BRIEF — Give only the number of lines in these records that contain the word "JSON".
::::
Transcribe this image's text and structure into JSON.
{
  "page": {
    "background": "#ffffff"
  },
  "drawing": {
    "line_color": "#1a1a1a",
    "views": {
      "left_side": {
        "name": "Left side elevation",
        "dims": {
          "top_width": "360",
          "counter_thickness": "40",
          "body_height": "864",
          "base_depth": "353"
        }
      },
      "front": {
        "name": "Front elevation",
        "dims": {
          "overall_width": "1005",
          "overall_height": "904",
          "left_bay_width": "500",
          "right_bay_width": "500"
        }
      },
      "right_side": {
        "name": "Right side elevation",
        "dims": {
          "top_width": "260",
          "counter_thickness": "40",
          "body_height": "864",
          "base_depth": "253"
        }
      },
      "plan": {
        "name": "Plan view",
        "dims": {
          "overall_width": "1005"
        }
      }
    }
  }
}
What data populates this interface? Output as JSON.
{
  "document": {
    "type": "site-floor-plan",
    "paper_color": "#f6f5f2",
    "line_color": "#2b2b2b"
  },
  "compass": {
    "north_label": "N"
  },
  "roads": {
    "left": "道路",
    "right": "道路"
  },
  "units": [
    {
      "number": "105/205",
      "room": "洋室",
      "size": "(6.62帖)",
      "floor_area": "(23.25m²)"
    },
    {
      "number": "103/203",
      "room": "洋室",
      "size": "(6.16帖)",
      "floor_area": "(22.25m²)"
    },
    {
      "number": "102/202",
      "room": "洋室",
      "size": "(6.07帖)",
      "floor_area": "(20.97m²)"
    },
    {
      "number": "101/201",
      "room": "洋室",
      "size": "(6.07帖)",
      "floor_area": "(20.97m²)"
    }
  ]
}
::::
OUTPUT FOR THIS EXERCISE — 2